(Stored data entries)
--- START ---
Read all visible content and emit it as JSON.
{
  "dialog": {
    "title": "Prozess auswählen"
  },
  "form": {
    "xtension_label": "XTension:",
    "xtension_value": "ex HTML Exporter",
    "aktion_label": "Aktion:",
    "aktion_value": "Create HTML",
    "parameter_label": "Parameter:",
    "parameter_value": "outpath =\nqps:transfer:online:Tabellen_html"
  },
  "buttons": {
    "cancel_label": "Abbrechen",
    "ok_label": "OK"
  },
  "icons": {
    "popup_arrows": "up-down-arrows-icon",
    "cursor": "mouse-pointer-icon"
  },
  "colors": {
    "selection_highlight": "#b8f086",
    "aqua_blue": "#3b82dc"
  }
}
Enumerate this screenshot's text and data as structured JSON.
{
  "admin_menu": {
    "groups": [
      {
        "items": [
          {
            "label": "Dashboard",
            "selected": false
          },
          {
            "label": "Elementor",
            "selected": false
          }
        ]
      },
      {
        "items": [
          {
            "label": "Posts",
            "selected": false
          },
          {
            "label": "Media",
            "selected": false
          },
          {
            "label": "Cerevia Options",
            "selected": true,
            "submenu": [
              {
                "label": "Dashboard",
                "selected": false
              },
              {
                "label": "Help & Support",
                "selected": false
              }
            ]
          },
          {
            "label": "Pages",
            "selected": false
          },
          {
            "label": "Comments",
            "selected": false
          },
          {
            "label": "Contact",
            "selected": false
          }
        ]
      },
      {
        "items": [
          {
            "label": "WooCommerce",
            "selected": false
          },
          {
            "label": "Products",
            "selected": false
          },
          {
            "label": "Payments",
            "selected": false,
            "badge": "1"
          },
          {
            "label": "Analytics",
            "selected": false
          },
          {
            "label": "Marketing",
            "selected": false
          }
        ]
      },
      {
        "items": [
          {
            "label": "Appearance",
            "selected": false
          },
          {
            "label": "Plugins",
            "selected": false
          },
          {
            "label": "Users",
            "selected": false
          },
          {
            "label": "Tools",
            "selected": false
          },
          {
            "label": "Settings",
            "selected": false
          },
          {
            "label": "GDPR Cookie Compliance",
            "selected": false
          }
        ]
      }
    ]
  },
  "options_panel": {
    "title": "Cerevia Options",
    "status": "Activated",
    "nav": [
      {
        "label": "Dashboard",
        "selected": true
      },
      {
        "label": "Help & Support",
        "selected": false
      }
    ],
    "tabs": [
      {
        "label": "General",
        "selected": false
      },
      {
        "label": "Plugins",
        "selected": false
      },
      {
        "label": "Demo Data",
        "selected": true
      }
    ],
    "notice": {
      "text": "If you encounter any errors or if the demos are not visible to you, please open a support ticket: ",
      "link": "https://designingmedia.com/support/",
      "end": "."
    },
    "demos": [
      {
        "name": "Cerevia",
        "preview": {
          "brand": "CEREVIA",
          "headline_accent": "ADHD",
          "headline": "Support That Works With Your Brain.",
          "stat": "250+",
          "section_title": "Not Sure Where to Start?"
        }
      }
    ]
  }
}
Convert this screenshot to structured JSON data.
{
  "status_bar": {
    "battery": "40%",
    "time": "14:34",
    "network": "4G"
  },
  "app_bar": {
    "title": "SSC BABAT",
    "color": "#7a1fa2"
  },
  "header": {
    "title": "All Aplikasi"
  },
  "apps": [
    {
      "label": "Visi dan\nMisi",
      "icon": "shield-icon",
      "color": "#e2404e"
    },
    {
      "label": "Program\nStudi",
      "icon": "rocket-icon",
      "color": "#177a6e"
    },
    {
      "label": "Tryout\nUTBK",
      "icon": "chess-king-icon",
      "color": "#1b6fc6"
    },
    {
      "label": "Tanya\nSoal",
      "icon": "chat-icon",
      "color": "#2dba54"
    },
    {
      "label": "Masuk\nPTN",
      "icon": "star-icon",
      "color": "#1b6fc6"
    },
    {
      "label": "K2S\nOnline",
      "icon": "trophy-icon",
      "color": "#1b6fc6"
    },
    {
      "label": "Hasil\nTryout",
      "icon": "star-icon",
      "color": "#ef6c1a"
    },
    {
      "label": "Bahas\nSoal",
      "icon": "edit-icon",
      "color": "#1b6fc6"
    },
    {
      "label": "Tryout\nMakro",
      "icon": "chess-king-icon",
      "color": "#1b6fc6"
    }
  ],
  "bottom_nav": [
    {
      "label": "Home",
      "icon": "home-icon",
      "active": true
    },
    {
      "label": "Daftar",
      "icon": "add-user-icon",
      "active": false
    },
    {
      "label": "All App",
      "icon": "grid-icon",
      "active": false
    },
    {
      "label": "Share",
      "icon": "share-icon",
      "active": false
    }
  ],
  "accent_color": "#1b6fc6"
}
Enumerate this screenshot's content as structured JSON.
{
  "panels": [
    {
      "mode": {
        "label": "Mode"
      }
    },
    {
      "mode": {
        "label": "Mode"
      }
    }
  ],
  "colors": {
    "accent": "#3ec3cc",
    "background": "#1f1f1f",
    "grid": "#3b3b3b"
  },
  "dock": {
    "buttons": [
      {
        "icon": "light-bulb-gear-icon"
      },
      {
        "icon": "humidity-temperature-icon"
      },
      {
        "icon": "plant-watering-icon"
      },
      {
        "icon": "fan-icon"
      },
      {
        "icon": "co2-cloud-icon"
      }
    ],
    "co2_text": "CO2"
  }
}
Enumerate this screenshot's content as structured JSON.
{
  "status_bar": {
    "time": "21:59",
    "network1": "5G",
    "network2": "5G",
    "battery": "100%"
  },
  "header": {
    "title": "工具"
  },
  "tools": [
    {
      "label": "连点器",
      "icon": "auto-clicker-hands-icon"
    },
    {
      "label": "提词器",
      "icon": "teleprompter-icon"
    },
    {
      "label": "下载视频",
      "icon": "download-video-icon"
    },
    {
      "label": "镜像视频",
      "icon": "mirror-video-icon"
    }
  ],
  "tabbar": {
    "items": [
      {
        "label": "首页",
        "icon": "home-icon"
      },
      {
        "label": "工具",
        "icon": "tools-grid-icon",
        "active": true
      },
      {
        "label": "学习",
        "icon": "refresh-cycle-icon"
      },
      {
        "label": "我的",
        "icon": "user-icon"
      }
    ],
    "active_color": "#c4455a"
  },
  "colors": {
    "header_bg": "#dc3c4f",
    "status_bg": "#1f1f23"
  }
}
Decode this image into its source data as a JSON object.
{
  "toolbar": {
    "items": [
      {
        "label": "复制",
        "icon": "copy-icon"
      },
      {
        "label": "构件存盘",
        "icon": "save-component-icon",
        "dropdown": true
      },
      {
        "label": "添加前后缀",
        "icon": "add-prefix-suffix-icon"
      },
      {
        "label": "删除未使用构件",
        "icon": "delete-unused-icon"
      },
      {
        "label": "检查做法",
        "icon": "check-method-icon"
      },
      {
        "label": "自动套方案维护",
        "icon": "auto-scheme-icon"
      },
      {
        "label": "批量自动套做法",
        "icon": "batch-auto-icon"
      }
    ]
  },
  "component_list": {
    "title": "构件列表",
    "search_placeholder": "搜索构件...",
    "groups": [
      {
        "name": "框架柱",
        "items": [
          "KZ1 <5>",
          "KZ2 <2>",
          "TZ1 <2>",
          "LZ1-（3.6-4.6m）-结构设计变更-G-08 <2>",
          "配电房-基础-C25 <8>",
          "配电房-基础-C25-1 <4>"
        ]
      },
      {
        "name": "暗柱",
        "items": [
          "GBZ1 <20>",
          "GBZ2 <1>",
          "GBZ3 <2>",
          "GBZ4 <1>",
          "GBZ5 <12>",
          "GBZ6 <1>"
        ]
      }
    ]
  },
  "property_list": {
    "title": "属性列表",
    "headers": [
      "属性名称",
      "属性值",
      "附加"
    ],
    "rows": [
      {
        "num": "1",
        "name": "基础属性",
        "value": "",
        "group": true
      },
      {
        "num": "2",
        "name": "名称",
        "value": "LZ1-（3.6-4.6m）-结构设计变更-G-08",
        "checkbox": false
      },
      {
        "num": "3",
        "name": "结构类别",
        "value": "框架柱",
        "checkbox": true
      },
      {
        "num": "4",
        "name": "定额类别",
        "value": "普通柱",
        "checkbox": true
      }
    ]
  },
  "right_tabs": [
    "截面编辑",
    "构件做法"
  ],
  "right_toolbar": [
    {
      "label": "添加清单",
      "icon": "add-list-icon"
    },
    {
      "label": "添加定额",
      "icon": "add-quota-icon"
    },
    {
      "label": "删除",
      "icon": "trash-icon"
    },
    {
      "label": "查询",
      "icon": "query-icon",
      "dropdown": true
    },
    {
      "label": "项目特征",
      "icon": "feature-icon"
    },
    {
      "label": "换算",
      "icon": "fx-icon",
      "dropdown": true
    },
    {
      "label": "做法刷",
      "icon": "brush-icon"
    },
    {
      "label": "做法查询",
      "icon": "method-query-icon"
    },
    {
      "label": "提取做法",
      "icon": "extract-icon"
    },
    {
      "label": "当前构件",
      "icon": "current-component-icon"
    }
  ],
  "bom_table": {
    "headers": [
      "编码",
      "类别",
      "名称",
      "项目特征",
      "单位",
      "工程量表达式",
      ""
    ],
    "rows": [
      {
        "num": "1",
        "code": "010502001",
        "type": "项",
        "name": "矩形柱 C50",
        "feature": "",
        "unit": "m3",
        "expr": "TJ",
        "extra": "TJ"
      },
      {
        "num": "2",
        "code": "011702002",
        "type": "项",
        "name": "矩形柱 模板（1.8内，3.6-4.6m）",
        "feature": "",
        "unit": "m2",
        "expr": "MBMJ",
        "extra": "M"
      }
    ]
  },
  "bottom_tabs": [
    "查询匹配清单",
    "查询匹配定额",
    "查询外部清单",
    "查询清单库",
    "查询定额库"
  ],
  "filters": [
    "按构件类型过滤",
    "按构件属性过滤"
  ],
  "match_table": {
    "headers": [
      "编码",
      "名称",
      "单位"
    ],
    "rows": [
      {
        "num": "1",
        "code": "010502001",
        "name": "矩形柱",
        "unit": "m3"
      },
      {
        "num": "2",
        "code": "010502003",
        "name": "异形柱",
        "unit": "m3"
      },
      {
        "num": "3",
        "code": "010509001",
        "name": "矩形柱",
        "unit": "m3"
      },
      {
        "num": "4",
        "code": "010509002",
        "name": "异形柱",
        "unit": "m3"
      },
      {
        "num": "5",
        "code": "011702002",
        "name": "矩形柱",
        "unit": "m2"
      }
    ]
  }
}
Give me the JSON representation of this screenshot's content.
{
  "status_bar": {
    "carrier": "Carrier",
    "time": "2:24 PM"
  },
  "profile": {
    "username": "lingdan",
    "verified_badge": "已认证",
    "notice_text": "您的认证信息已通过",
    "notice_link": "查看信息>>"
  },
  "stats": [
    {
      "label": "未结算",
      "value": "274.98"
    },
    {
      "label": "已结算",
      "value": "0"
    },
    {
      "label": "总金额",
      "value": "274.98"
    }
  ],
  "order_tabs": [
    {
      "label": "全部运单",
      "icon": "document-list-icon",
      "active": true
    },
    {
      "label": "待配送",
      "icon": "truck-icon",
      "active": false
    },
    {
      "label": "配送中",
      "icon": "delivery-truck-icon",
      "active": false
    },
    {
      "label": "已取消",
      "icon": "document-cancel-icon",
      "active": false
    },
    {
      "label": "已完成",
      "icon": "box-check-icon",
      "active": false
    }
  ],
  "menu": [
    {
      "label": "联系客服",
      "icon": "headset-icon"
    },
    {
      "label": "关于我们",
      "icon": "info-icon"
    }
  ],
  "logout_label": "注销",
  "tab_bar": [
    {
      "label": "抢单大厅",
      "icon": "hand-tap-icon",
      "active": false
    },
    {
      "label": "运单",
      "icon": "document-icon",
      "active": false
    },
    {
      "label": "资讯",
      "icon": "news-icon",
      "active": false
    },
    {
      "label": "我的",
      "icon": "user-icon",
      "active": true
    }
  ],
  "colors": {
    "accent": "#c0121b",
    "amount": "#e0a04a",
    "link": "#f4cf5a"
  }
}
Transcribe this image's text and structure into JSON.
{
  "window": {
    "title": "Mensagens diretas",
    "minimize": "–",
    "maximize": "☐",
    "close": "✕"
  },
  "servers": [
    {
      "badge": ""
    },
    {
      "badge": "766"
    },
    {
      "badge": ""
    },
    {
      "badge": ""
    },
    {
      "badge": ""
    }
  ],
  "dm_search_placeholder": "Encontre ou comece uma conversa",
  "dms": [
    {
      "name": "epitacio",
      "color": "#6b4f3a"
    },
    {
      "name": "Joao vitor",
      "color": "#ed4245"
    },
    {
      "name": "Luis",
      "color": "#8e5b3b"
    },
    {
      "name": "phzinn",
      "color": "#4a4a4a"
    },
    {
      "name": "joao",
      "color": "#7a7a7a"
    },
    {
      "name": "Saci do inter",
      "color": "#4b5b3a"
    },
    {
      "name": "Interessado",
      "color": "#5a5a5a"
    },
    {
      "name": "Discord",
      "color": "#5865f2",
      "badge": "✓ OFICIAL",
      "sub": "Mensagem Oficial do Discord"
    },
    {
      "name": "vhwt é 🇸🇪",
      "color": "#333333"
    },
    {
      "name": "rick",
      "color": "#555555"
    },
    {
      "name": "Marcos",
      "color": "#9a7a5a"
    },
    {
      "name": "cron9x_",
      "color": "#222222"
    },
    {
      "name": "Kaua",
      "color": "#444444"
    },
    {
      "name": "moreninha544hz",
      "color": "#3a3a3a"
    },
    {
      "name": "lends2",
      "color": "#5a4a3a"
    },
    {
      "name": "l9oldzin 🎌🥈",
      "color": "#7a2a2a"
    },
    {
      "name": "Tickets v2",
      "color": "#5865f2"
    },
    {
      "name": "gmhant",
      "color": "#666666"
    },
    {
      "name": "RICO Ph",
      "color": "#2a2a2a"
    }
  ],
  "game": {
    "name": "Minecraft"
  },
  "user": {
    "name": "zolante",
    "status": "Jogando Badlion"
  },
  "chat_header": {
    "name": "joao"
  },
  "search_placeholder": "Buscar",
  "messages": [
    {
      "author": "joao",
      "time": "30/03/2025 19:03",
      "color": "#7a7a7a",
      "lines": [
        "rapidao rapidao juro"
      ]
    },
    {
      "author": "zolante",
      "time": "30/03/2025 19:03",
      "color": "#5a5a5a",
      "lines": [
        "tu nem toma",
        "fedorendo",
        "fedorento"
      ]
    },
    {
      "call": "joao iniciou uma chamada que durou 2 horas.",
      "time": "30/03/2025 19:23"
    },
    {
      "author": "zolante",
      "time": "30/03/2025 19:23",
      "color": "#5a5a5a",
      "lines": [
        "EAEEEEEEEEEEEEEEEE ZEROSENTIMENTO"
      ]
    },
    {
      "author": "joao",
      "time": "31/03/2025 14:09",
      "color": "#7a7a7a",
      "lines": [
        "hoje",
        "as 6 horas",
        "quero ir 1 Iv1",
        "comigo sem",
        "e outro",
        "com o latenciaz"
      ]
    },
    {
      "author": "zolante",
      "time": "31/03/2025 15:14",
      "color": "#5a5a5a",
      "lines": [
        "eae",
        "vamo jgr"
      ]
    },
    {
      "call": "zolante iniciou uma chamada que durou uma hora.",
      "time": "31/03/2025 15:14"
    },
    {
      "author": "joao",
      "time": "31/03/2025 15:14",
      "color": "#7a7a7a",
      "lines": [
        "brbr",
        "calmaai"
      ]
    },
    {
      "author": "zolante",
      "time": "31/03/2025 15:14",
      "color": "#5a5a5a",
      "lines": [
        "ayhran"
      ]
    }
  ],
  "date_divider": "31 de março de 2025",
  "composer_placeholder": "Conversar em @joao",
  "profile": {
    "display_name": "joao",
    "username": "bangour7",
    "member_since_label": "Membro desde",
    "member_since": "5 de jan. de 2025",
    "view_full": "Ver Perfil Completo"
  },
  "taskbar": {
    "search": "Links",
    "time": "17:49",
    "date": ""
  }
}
--- END ---
_WHAT YOU WILL DO_. Locate the lines above that contain "document" and copy them.

_RESULT OF THIS TASK_.
      "icon": "document-list-icon",
      "icon": "document-cancel-icon",
      "icon": "document-icon",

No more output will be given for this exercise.